TASK STATEMENT
Extract every line of the items below and reproduce each one unchanged, keeping the original order.

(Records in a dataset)
[BEGIN]

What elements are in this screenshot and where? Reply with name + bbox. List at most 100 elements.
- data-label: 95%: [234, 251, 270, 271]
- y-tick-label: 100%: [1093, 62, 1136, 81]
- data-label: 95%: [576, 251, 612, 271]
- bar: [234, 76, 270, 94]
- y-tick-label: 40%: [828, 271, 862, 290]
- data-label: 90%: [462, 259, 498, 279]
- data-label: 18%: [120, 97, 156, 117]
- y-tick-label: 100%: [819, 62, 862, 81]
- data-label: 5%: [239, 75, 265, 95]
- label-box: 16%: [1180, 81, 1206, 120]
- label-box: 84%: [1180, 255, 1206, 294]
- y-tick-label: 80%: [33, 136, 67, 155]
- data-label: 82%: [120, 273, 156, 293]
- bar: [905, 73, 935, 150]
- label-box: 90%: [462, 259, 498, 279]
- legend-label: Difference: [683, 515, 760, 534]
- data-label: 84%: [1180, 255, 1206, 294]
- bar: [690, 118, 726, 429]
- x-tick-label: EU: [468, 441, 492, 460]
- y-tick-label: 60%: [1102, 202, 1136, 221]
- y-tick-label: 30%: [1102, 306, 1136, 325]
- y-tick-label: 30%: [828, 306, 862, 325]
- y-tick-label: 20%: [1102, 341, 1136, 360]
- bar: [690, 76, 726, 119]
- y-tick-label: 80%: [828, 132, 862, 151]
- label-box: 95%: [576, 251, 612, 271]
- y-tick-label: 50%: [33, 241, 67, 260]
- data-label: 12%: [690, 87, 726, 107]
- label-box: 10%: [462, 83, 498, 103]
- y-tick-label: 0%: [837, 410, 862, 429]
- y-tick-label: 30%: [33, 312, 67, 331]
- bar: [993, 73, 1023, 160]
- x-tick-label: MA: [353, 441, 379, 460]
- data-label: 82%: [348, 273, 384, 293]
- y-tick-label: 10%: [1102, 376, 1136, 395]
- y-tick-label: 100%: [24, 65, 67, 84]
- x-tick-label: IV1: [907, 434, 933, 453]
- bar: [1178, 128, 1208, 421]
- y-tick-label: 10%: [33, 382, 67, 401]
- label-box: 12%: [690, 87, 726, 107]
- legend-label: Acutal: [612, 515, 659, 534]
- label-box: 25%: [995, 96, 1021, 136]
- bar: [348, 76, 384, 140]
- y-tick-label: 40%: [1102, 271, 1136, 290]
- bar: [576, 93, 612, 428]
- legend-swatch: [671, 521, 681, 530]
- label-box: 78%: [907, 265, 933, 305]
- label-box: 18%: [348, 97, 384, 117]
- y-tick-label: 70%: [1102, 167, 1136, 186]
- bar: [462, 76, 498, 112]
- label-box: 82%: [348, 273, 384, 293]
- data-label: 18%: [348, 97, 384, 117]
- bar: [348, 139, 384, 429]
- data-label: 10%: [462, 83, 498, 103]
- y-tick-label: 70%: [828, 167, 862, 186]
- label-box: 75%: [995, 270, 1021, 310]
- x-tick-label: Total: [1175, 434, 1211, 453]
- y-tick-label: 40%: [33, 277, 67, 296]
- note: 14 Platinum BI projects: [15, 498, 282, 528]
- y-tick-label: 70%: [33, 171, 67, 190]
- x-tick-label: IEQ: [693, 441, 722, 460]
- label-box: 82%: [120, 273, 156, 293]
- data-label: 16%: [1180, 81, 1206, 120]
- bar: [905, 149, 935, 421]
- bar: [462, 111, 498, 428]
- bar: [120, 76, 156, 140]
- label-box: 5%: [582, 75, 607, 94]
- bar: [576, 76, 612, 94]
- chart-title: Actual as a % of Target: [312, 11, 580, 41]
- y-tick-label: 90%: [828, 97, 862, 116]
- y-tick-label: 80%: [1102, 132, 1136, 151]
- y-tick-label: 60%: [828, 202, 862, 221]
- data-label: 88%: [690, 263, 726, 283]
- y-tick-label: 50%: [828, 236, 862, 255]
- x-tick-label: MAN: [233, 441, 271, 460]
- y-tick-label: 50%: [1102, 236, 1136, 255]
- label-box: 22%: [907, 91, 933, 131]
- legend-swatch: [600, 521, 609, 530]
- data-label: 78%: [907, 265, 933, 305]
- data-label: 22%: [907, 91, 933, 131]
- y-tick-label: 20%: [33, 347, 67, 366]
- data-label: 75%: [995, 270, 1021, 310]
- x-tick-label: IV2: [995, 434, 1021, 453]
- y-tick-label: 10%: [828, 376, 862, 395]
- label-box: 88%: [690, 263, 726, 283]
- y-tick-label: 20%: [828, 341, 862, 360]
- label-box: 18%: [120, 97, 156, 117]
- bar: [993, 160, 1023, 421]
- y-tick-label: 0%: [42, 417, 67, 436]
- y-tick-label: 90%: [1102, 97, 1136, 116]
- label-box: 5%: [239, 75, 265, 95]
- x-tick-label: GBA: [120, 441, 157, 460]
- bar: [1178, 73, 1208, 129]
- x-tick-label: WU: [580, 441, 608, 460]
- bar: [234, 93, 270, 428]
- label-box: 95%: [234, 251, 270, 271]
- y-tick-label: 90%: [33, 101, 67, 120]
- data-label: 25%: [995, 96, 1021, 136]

[END]

EXPECTED ANSWER
What elements are in this screenshot and where? Reply with name + bbox. List at most 100 elements.
- data-label: 95%: [234, 251, 270, 271]
- y-tick-label: 100%: [1093, 62, 1136, 81]
- data-label: 95%: [576, 251, 612, 271]
- bar: [234, 76, 270, 94]
- y-tick-label: 40%: [828, 271, 862, 290]
- data-label: 90%: [462, 259, 498, 279]
- data-label: 18%: [120, 97, 156, 117]
- y-tick-label: 100%: [819, 62, 862, 81]
- data-label: 5%: [239, 75, 265, 95]
- label-box: 16%: [1180, 81, 1206, 120]
- label-box: 84%: [1180, 255, 1206, 294]
- y-tick-label: 80%: [33, 136, 67, 155]
- data-label: 82%: [120, 273, 156, 293]
- bar: [905, 73, 935, 150]
- label-box: 90%: [462, 259, 498, 279]
- legend-label: Difference: [683, 515, 760, 534]
- data-label: 84%: [1180, 255, 1206, 294]
- bar: [690, 118, 726, 429]
- x-tick-label: EU: [468, 441, 492, 460]
- y-tick-label: 60%: [1102, 202, 1136, 221]
- y-tick-label: 30%: [1102, 306, 1136, 325]
- y-tick-label: 30%: [828, 306, 862, 325]
- y-tick-label: 20%: [1102, 341, 1136, 360]
- bar: [690, 76, 726, 119]
- y-tick-label: 80%: [828, 132, 862, 151]
- label-box: 95%: [576, 251, 612, 271]
- y-tick-label: 50%: [33, 241, 67, 260]
- data-label: 12%: [690, 87, 726, 107]
- label-box: 10%: [462, 83, 498, 103]
- y-tick-label: 0%: [837, 410, 862, 429]
- y-tick-label: 30%: [33, 312, 67, 331]
- bar: [993, 73, 1023, 160]
- x-tick-label: MA: [353, 441, 379, 460]
- data-label: 82%: [348, 273, 384, 293]
- y-tick-label: 10%: [1102, 376, 1136, 395]
- y-tick-label: 100%: [24, 65, 67, 84]
- x-tick-label: IV1: [907, 434, 933, 453]
- bar: [1178, 128, 1208, 421]
- y-tick-label: 10%: [33, 382, 67, 401]
- label-box: 12%: [690, 87, 726, 107]
- legend-label: Acutal: [612, 515, 659, 534]
- label-box: 25%: [995, 96, 1021, 136]
- bar: [348, 76, 384, 140]
- y-tick-label: 40%: [1102, 271, 1136, 290]
- bar: [576, 93, 612, 428]
- legend-swatch: [671, 521, 681, 530]
- label-box: 78%: [907, 265, 933, 305]
- label-box: 18%: [348, 97, 384, 117]
- y-tick-label: 70%: [1102, 167, 1136, 186]
- bar: [462, 76, 498, 112]
- label-box: 82%: [348, 273, 384, 293]
- data-label: 18%: [348, 97, 384, 117]
- bar: [348, 139, 384, 429]
- data-label: 10%: [462, 83, 498, 103]
- y-tick-label: 70%: [828, 167, 862, 186]
- label-box: 75%: [995, 270, 1021, 310]
- x-tick-label: Total: [1175, 434, 1211, 453]
- y-tick-label: 40%: [33, 277, 67, 296]
- note: 14 Platinum BI projects: [15, 498, 282, 528]
- y-tick-label: 70%: [33, 171, 67, 190]
- x-tick-label: IEQ: [693, 441, 722, 460]
- label-box: 82%: [120, 273, 156, 293]
- data-label: 16%: [1180, 81, 1206, 120]
- bar: [905, 149, 935, 421]
- bar: [462, 111, 498, 428]
- bar: [120, 76, 156, 140]
- label-box: 5%: [582, 75, 607, 94]
- bar: [576, 76, 612, 94]
- chart-title: Actual as a % of Target: [312, 11, 580, 41]
- y-tick-label: 90%: [828, 97, 862, 116]
- y-tick-label: 80%: [1102, 132, 1136, 151]
- y-tick-label: 60%: [828, 202, 862, 221]
- data-label: 88%: [690, 263, 726, 283]
- y-tick-label: 50%: [828, 236, 862, 255]
- x-tick-label: MAN: [233, 441, 271, 460]
- y-tick-label: 50%: [1102, 236, 1136, 255]
- label-box: 22%: [907, 91, 933, 131]
- legend-swatch: [600, 521, 609, 530]
- data-label: 78%: [907, 265, 933, 305]
- data-label: 22%: [907, 91, 933, 131]
- y-tick-label: 20%: [33, 347, 67, 366]
- data-label: 75%: [995, 270, 1021, 310]
- x-tick-label: IV2: [995, 434, 1021, 453]
- y-tick-label: 10%: [828, 376, 862, 395]
- label-box: 88%: [690, 263, 726, 283]
- y-tick-label: 20%: [828, 341, 862, 360]
- label-box: 18%: [120, 97, 156, 117]
- bar: [993, 160, 1023, 421]
- y-tick-label: 0%: [42, 417, 67, 436]
- y-tick-label: 90%: [1102, 97, 1136, 116]
- label-box: 5%: [239, 75, 265, 95]
- x-tick-label: GBA: [120, 441, 157, 460]
- bar: [1178, 73, 1208, 129]
- x-tick-label: WU: [580, 441, 608, 460]
- bar: [234, 93, 270, 428]
- label-box: 95%: [234, 251, 270, 271]
- y-tick-label: 90%: [33, 101, 67, 120]
- data-label: 25%: [995, 96, 1021, 136]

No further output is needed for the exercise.